#### [Task to complete]
Below are records; count the lines in them that hold "arabic" and give only the count.

━━━

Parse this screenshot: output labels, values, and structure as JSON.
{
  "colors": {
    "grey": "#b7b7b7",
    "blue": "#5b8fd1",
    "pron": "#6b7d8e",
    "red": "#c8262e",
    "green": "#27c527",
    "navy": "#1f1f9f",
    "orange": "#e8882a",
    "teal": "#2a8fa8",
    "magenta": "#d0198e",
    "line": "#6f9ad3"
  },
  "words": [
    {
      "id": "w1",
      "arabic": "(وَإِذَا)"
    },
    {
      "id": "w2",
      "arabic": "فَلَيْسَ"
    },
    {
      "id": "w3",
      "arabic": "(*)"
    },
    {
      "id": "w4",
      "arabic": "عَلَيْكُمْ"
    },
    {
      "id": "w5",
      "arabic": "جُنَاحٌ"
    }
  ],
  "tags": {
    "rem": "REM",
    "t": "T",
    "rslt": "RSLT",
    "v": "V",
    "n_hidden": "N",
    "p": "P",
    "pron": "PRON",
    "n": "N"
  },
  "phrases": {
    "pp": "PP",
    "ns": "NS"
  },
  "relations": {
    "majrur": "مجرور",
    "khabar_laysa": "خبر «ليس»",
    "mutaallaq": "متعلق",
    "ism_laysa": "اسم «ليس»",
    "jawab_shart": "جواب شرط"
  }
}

━━━

#### [Solution]
5